▶ _Material supplied_
┄┄┄┄┄┄┄┄┄┄
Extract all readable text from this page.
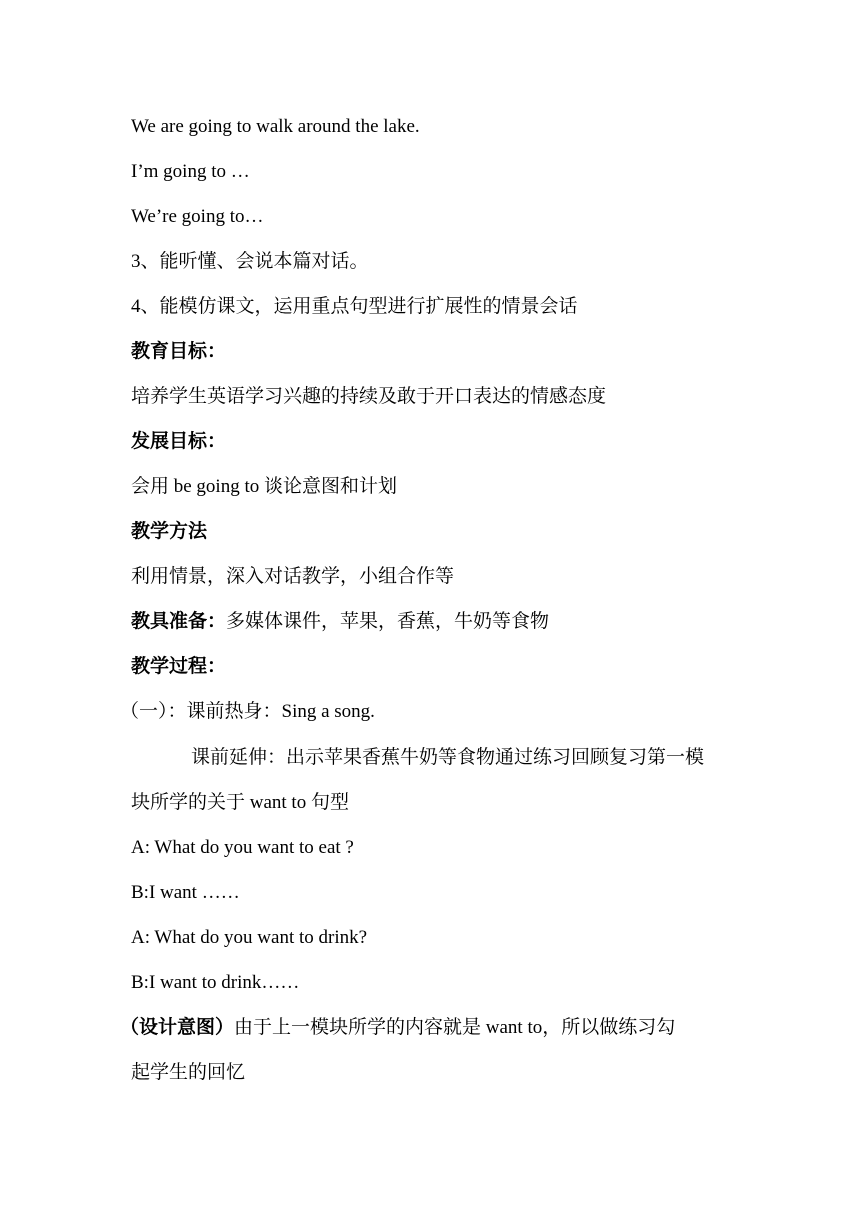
We are going to walk around the lake.
I’m going to …
We’re going to…
3、能听懂、会说本篇对话。
4、能模仿课文，运用重点句型进行扩展性的情景会话
教育目标：
培养学生英语学习兴趣的持续及敢于开口表达的情感态度
发展目标：
会用 be going to 谈论意图和计划
教学方法
利用情景，深入对话教学，小组合作等
教具准备：多媒体课件，苹果，香蕉，牛奶等食物
教学过程：
（一）：课前热身：Sing a song.
课前延伸：出示苹果香蕉牛奶等食物通过练习回顾复习第一模
块所学的关于 want to 句型
A: What do you want to eat ?
B:I want ……
A: What do you want to drink?
B:I want to drink……
（设计意图）由于上一模块所学的内容就是 want to，所以做练习勾
起学生的回忆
┄┄┄┄┄┄┄┄┄┄
▶ _Set task_
Write the listing out a second time exactly, dropping all images.

▶ _Answer_
Extract all readable text from this page.
We are going to walk around the lake.
I’m going to …
We’re going to…
3、能听懂、会说本篇对话。
4、能模仿课文，运用重点句型进行扩展性的情景会话
教育目标：
培养学生英语学习兴趣的持续及敢于开口表达的情感态度
发展目标：
会用 be going to 谈论意图和计划
教学方法
利用情景，深入对话教学，小组合作等
教具准备：多媒体课件，苹果，香蕉，牛奶等食物
教学过程：
（一）：课前热身：Sing a song.
课前延伸：出示苹果香蕉牛奶等食物通过练习回顾复习第一模
块所学的关于 want to 句型
A: What do you want to eat ?
B:I want ……
A: What do you want to drink?
B:I want to drink……
（设计意图）由于上一模块所学的内容就是 want to，所以做练习勾
起学生的回忆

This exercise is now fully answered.